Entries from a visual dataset
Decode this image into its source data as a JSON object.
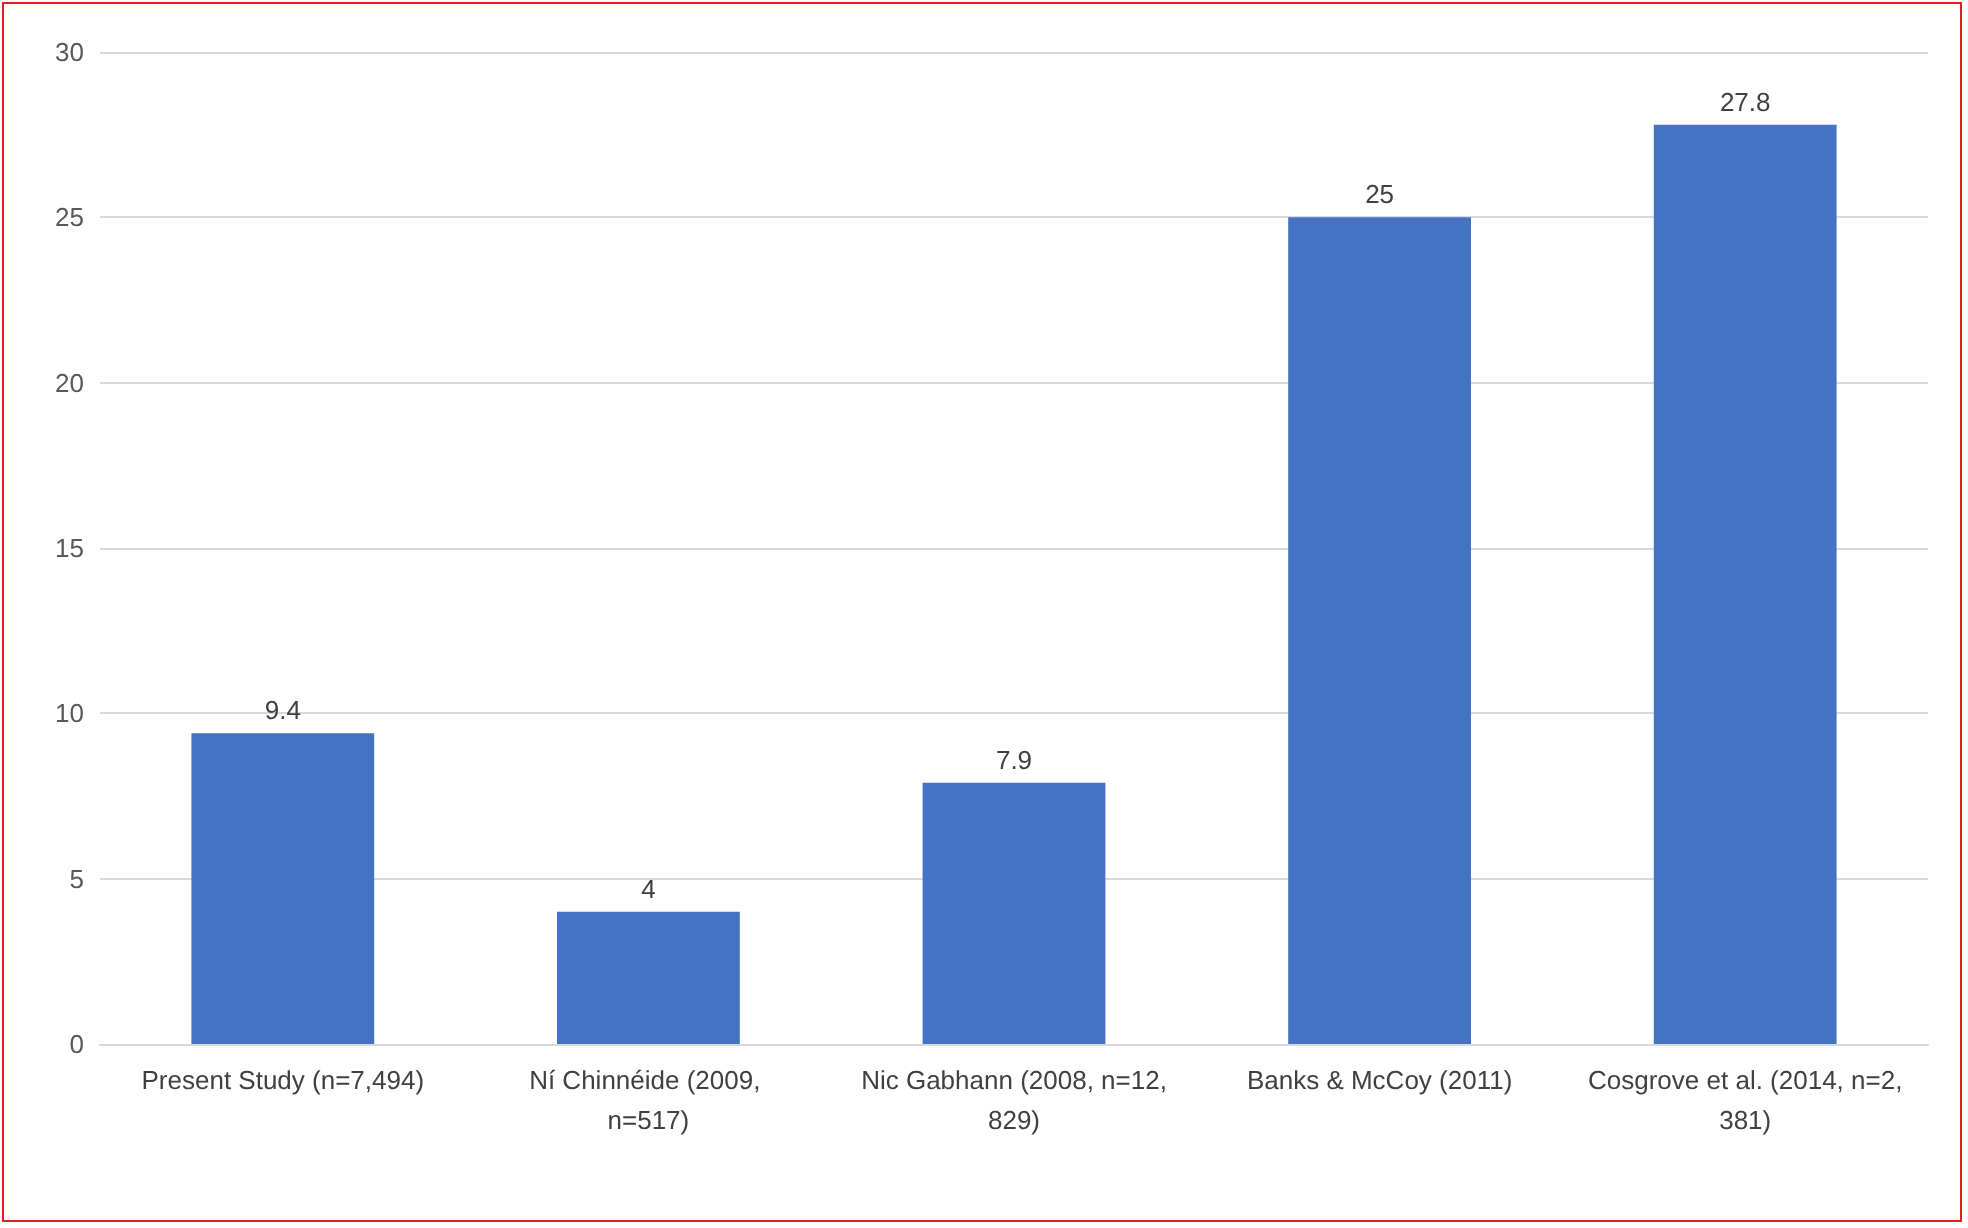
{
  "chart_data": {
    "type": "bar",
    "categories": [
      "Present Study (n=7,494)",
      "Ní Chinnéide (2009, n=517)",
      "Nic Gabhann (2008, n=12,829)",
      "Banks & McCoy (2011)",
      "Cosgrove et al. (2014, n=2,381)"
    ],
    "values": [
      9.4,
      4,
      7.9,
      25,
      27.8
    ],
    "color": "#4472c4",
    "ylim": [
      0,
      30
    ],
    "yticks": [
      0,
      5,
      10,
      15,
      20,
      25,
      30
    ],
    "grid": "y",
    "data_labels": true
  }
}
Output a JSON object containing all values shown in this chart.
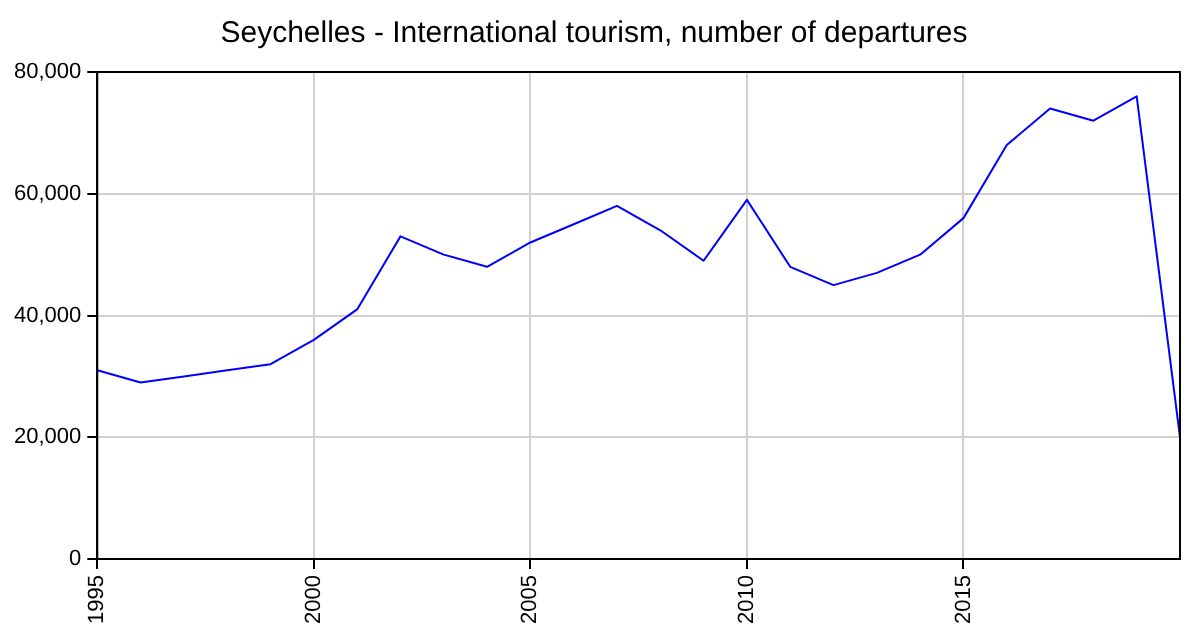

Exercise ->
Retype the whole listing exactly and leave the pictures out.

Answer to the exercise ->
Decode this image into its source data as a JSON object.
{
  "chart_data": {
    "type": "bar",
    "categories": [
      "Present Study (n=7,494)",
      "Ní Chinnéide (2009, n=517)",
      "Nic Gabhann (2008, n=12,829)",
      "Banks & McCoy (2011)",
      "Cosgrove et al. (2014, n=2,381)"
    ],
    "values": [
      9.4,
      4,
      7.9,
      25,
      27.8
    ],
    "color": "#4472c4",
    "ylim": [
      0,
      30
    ],
    "yticks": [
      0,
      5,
      10,
      15,
      20,
      25,
      30
    ],
    "grid": "y",
    "data_labels": true
  }
}
Output a JSON object containing all values shown in this chart.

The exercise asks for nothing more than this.